= DIRECTIONS FOR THIS TASK =
Write out all of the entries that follow, word for word, but skip the pictures.

= ENTRIES SHOWN =
○ ○ ○

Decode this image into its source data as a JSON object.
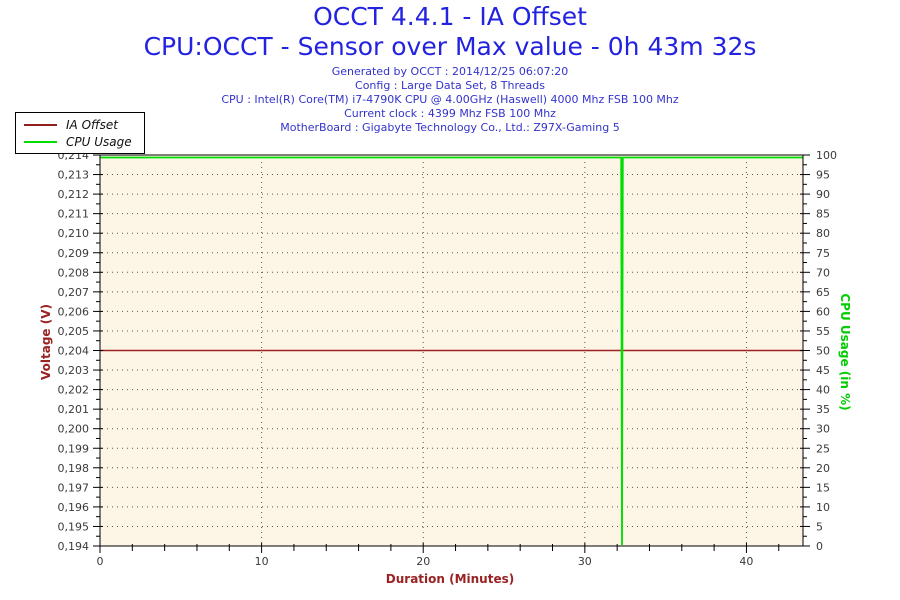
{
  "header": {
    "title": "OCCT 4.4.1 - IA Offset",
    "subtitle": "CPU:OCCT - Sensor over Max value - 0h 43m 32s",
    "title_color": "#2222e0",
    "info_color": "#3333cc",
    "info": [
      "Generated by OCCT : 2014/12/25 06:07:20",
      "Config : Large Data Set, 8 Threads",
      "CPU : Intel(R) Core(TM) i7-4790K CPU @ 4.00GHz (Haswell) 4000 Mhz FSB 100 Mhz",
      "Current clock : 4399 Mhz FSB 100 Mhz",
      "MotherBoard : Gigabyte Technology Co., Ltd.: Z97X-Gaming 5"
    ]
  },
  "legend": {
    "items": [
      {
        "label": "IA Offset",
        "color": "#8f1f1f"
      },
      {
        "label": "CPU Usage",
        "color": "#00dd00"
      }
    ]
  },
  "chart_data": {
    "type": "line",
    "title": "OCCT 4.4.1 - IA Offset",
    "subtitle": "CPU:OCCT - Sensor over Max value - 0h 43m 32s",
    "xlabel": "Duration (Minutes)",
    "ylabel_left": "Voltage (V)",
    "ylabel_right": "CPU Usage (in %)",
    "plot_bg": "#fdf5e6",
    "grid": "dotted",
    "grid_color": "#555555",
    "border_color": "#000000",
    "tick_label_color": "#3a3a3a",
    "axis_title_colors": {
      "left": "#992222",
      "right": "#00cc00",
      "bottom": "#992222"
    },
    "legend_position": "top-left",
    "xlim": [
      0,
      43.5
    ],
    "x_major_ticks": [
      0,
      10,
      20,
      30,
      40
    ],
    "x_major_labels": [
      "0",
      "10",
      "20",
      "30",
      "40"
    ],
    "x_minor_step": 2,
    "ylim_left": [
      0.194,
      0.214
    ],
    "y_left_step": 0.001,
    "y_left_labels": [
      "0,214",
      "0,213",
      "0,212",
      "0,211",
      "0,210",
      "0,209",
      "0,208",
      "0,207",
      "0,206",
      "0,205",
      "0,204",
      "0,203",
      "0,202",
      "0,201",
      "0,200",
      "0,199",
      "0,198",
      "0,197",
      "0,196",
      "0,195",
      "0,194"
    ],
    "ylim_right": [
      0,
      100
    ],
    "y_right_step": 5,
    "y_right_labels": [
      "100",
      "95",
      "90",
      "85",
      "80",
      "75",
      "70",
      "65",
      "60",
      "55",
      "50",
      "45",
      "40",
      "35",
      "30",
      "25",
      "20",
      "15",
      "10",
      "5",
      "0"
    ],
    "series": [
      {
        "name": "IA Offset",
        "axis": "left",
        "color": "#9c2222",
        "width": 1.4,
        "points": [
          [
            0,
            0.204
          ],
          [
            43.5,
            0.204
          ]
        ]
      },
      {
        "name": "CPU Usage",
        "axis": "right",
        "color": "#00dd00",
        "width": 1.8,
        "points": [
          [
            0,
            100
          ],
          [
            32.25,
            100
          ],
          [
            32.3,
            0
          ],
          [
            32.35,
            100
          ],
          [
            43.5,
            100
          ]
        ]
      }
    ]
  }
}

○ ○ ○

= EXERCISE ANSWER =
Decode this image into its source data as a JSON object.
{
  "header": {
    "title": "OCCT 4.4.1 - IA Offset",
    "subtitle": "CPU:OCCT - Sensor over Max value - 0h 43m 32s",
    "title_color": "#2222e0",
    "info_color": "#3333cc",
    "info": [
      "Generated by OCCT : 2014/12/25 06:07:20",
      "Config : Large Data Set, 8 Threads",
      "CPU : Intel(R) Core(TM) i7-4790K CPU @ 4.00GHz (Haswell) 4000 Mhz FSB 100 Mhz",
      "Current clock : 4399 Mhz FSB 100 Mhz",
      "MotherBoard : Gigabyte Technology Co., Ltd.: Z97X-Gaming 5"
    ]
  },
  "legend": {
    "items": [
      {
        "label": "IA Offset",
        "color": "#8f1f1f"
      },
      {
        "label": "CPU Usage",
        "color": "#00dd00"
      }
    ]
  },
  "chart_data": {
    "type": "line",
    "title": "OCCT 4.4.1 - IA Offset",
    "subtitle": "CPU:OCCT - Sensor over Max value - 0h 43m 32s",
    "xlabel": "Duration (Minutes)",
    "ylabel_left": "Voltage (V)",
    "ylabel_right": "CPU Usage (in %)",
    "plot_bg": "#fdf5e6",
    "grid": "dotted",
    "grid_color": "#555555",
    "border_color": "#000000",
    "tick_label_color": "#3a3a3a",
    "axis_title_colors": {
      "left": "#992222",
      "right": "#00cc00",
      "bottom": "#992222"
    },
    "legend_position": "top-left",
    "xlim": [
      0,
      43.5
    ],
    "x_major_ticks": [
      0,
      10,
      20,
      30,
      40
    ],
    "x_major_labels": [
      "0",
      "10",
      "20",
      "30",
      "40"
    ],
    "x_minor_step": 2,
    "ylim_left": [
      0.194,
      0.214
    ],
    "y_left_step": 0.001,
    "y_left_labels": [
      "0,214",
      "0,213",
      "0,212",
      "0,211",
      "0,210",
      "0,209",
      "0,208",
      "0,207",
      "0,206",
      "0,205",
      "0,204",
      "0,203",
      "0,202",
      "0,201",
      "0,200",
      "0,199",
      "0,198",
      "0,197",
      "0,196",
      "0,195",
      "0,194"
    ],
    "ylim_right": [
      0,
      100
    ],
    "y_right_step": 5,
    "y_right_labels": [
      "100",
      "95",
      "90",
      "85",
      "80",
      "75",
      "70",
      "65",
      "60",
      "55",
      "50",
      "45",
      "40",
      "35",
      "30",
      "25",
      "20",
      "15",
      "10",
      "5",
      "0"
    ],
    "series": [
      {
        "name": "IA Offset",
        "axis": "left",
        "color": "#9c2222",
        "width": 1.4,
        "points": [
          [
            0,
            0.204
          ],
          [
            43.5,
            0.204
          ]
        ]
      },
      {
        "name": "CPU Usage",
        "axis": "right",
        "color": "#00dd00",
        "width": 1.8,
        "points": [
          [
            0,
            100
          ],
          [
            32.25,
            100
          ],
          [
            32.3,
            0
          ],
          [
            32.35,
            100
          ],
          [
            43.5,
            100
          ]
        ]
      }
    ]
  }
}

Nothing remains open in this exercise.